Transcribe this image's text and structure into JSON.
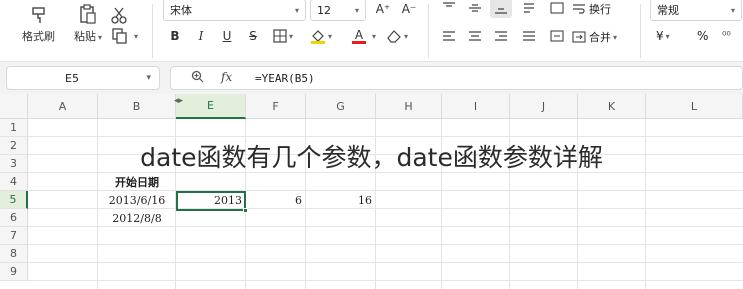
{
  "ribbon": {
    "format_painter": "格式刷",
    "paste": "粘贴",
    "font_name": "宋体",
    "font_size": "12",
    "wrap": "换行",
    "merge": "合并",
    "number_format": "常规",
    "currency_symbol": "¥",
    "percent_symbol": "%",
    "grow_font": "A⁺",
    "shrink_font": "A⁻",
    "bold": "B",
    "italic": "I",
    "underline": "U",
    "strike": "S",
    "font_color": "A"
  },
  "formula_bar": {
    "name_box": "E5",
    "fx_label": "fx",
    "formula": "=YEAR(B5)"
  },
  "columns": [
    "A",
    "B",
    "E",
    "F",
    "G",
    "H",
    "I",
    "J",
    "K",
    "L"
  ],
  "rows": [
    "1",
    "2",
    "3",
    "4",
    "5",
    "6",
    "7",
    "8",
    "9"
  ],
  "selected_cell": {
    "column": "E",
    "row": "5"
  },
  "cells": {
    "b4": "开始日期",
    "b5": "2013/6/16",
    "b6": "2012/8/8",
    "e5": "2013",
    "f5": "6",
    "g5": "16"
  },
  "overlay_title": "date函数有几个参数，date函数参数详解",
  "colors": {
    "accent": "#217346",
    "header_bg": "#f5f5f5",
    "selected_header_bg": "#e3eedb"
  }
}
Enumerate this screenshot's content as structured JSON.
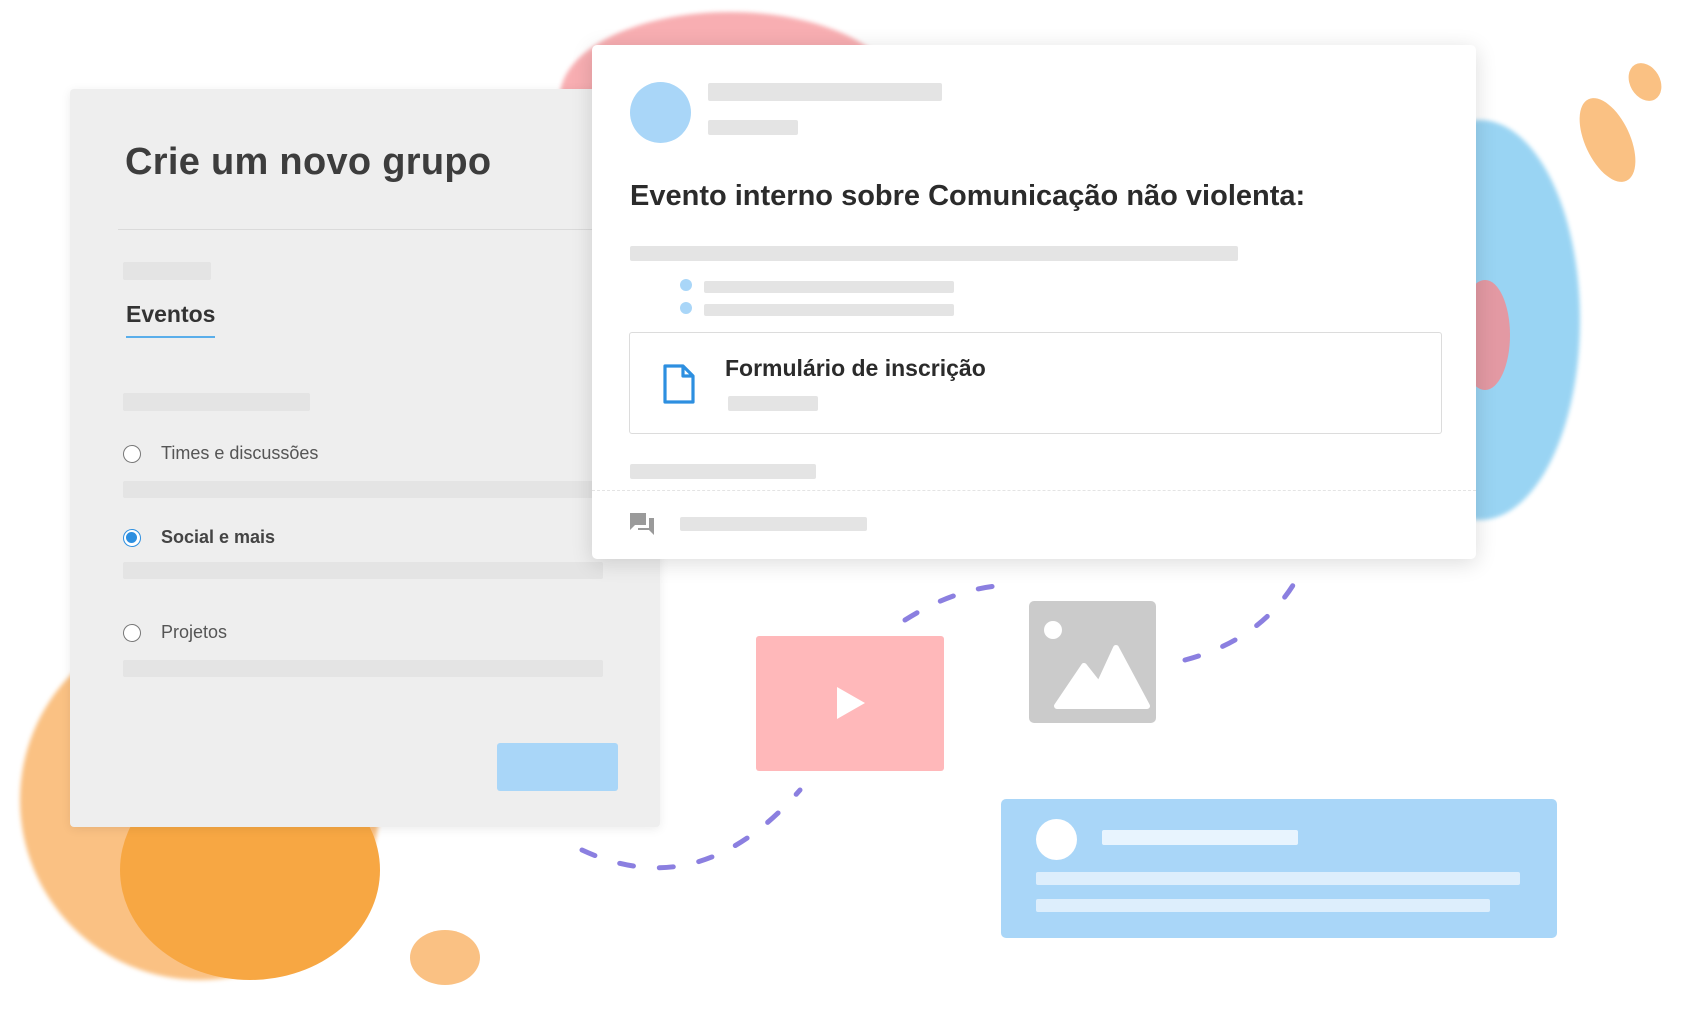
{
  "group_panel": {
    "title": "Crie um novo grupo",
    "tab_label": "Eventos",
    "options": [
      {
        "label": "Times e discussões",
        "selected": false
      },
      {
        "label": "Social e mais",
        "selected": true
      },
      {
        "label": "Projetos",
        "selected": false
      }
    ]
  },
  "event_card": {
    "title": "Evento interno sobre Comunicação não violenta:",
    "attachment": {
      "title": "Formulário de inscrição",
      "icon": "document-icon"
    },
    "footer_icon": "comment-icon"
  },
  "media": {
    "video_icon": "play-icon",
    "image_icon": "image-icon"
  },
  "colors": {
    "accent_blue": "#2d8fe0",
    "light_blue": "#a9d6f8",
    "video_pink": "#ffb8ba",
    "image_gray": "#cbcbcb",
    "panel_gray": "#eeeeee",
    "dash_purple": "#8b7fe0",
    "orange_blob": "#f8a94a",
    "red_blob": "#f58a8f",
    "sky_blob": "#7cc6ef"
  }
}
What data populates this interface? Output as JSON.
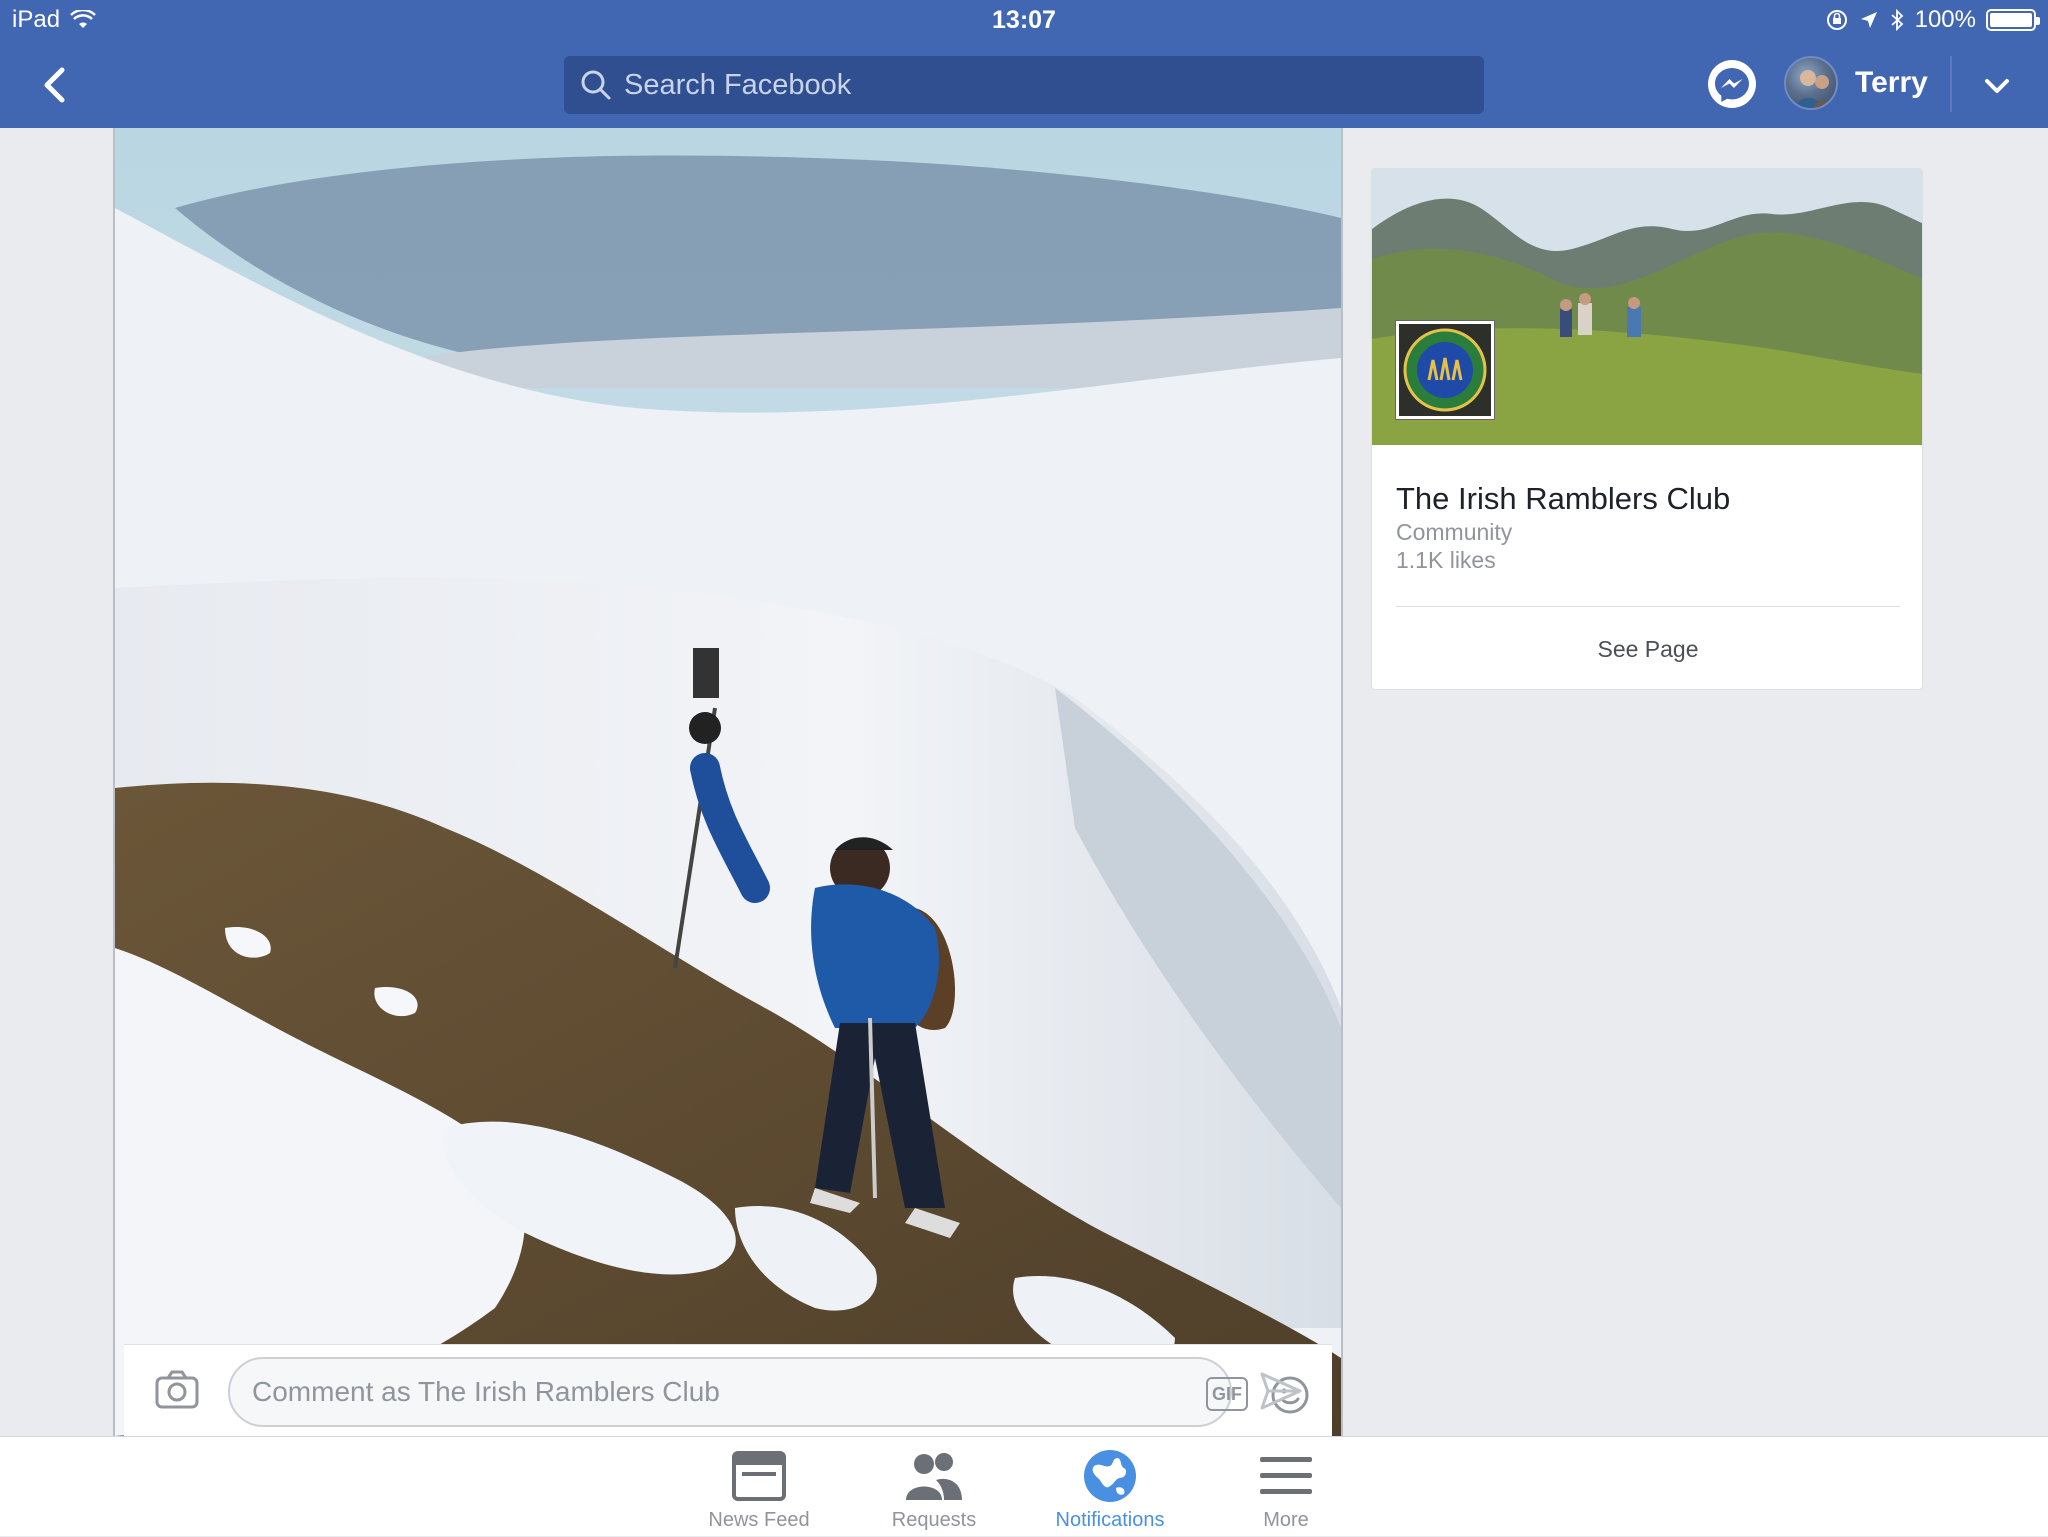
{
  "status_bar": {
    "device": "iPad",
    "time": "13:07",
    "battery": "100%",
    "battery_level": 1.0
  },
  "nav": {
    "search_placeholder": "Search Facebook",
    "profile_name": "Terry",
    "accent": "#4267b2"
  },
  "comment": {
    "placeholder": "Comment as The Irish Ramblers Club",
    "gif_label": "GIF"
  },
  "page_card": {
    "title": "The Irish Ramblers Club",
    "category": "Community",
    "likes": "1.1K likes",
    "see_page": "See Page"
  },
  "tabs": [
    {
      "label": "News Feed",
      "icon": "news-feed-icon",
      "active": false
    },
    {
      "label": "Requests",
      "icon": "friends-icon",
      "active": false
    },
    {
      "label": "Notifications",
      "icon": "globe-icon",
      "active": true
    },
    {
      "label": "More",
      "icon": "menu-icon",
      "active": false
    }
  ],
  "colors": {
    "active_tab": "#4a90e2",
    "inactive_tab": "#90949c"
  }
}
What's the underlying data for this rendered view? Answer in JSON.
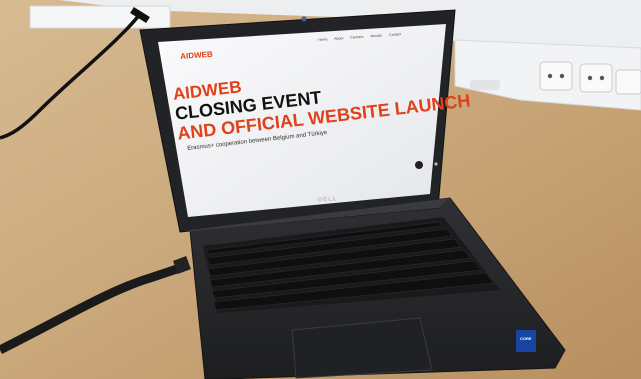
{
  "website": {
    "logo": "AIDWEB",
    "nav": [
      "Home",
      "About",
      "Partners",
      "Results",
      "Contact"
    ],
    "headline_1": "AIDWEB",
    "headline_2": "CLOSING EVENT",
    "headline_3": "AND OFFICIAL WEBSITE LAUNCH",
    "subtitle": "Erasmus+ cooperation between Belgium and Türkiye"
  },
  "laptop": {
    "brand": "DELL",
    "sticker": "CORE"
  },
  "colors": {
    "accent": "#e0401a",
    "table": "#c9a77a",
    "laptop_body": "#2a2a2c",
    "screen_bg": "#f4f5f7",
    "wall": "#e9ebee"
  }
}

- - -

▸ **WHAT IS ASKED**: The entries above are to be returned exactly, without their pictures.

▸ **ANSWER TO THIS EXERCISE**:
Transcribe this image's text and structure into JSON.
{
  "ribbon": {
    "format_painter": "格式刷",
    "paste": "粘贴",
    "font_name": "宋体",
    "font_size": "12",
    "wrap": "换行",
    "merge": "合并",
    "number_format": "常规",
    "currency_symbol": "¥",
    "percent_symbol": "%",
    "grow_font": "A⁺",
    "shrink_font": "A⁻",
    "bold": "B",
    "italic": "I",
    "underline": "U",
    "strike": "S",
    "font_color": "A"
  },
  "formula_bar": {
    "name_box": "E5",
    "fx_label": "fx",
    "formula": "=YEAR(B5)"
  },
  "columns": [
    "A",
    "B",
    "E",
    "F",
    "G",
    "H",
    "I",
    "J",
    "K",
    "L"
  ],
  "rows": [
    "1",
    "2",
    "3",
    "4",
    "5",
    "6",
    "7",
    "8",
    "9"
  ],
  "selected_cell": {
    "column": "E",
    "row": "5"
  },
  "cells": {
    "b4": "开始日期",
    "b5": "2013/6/16",
    "b6": "2012/8/8",
    "e5": "2013",
    "f5": "6",
    "g5": "16"
  },
  "overlay_title": "date函数有几个参数，date函数参数详解",
  "colors": {
    "accent": "#217346",
    "header_bg": "#f5f5f5",
    "selected_header_bg": "#e3eedb"
  }
}
Enumerate this screenshot's content as structured JSON.
{
  "group_panel": {
    "title": "Crie um novo grupo",
    "tab_label": "Eventos",
    "options": [
      {
        "label": "Times e discussões",
        "selected": false
      },
      {
        "label": "Social e mais",
        "selected": true
      },
      {
        "label": "Projetos",
        "selected": false
      }
    ]
  },
  "event_card": {
    "title": "Evento interno sobre Comunicação não violenta:",
    "attachment": {
      "title": "Formulário de inscrição",
      "icon": "document-icon"
    },
    "footer_icon": "comment-icon"
  },
  "media": {
    "video_icon": "play-icon",
    "image_icon": "image-icon"
  },
  "colors": {
    "accent_blue": "#2d8fe0",
    "light_blue": "#a9d6f8",
    "video_pink": "#ffb8ba",
    "image_gray": "#cbcbcb",
    "panel_gray": "#eeeeee",
    "dash_purple": "#8b7fe0",
    "orange_blob": "#f8a94a",
    "red_blob": "#f58a8f",
    "sky_blob": "#7cc6ef"
  }
}
What data populates this interface? Output as JSON.
{
  "status_bar": {
    "device": "iPad",
    "time": "13:07",
    "battery": "100%",
    "battery_level": 1.0
  },
  "nav": {
    "search_placeholder": "Search Facebook",
    "profile_name": "Terry",
    "accent": "#4267b2"
  },
  "comment": {
    "placeholder": "Comment as The Irish Ramblers Club",
    "gif_label": "GIF"
  },
  "page_card": {
    "title": "The Irish Ramblers Club",
    "category": "Community",
    "likes": "1.1K likes",
    "see_page": "See Page"
  },
  "tabs": [
    {
      "label": "News Feed",
      "icon": "news-feed-icon",
      "active": false
    },
    {
      "label": "Requests",
      "icon": "friends-icon",
      "active": false
    },
    {
      "label": "Notifications",
      "icon": "globe-icon",
      "active": true
    },
    {
      "label": "More",
      "icon": "menu-icon",
      "active": false
    }
  ],
  "colors": {
    "active_tab": "#4a90e2",
    "inactive_tab": "#90949c"
  }
}
What's the underlying data for this rendered view? Answer in JSON.
{
  "website": {
    "logo": "AIDWEB",
    "nav": [
      "Home",
      "About",
      "Partners",
      "Results",
      "Contact"
    ],
    "headline_1": "AIDWEB",
    "headline_2": "CLOSING EVENT",
    "headline_3": "AND OFFICIAL WEBSITE LAUNCH",
    "subtitle": "Erasmus+ cooperation between Belgium and Türkiye"
  },
  "laptop": {
    "brand": "DELL",
    "sticker": "CORE"
  },
  "colors": {
    "accent": "#e0401a",
    "table": "#c9a77a",
    "laptop_body": "#2a2a2c",
    "screen_bg": "#f4f5f7",
    "wall": "#e9ebee"
  }
}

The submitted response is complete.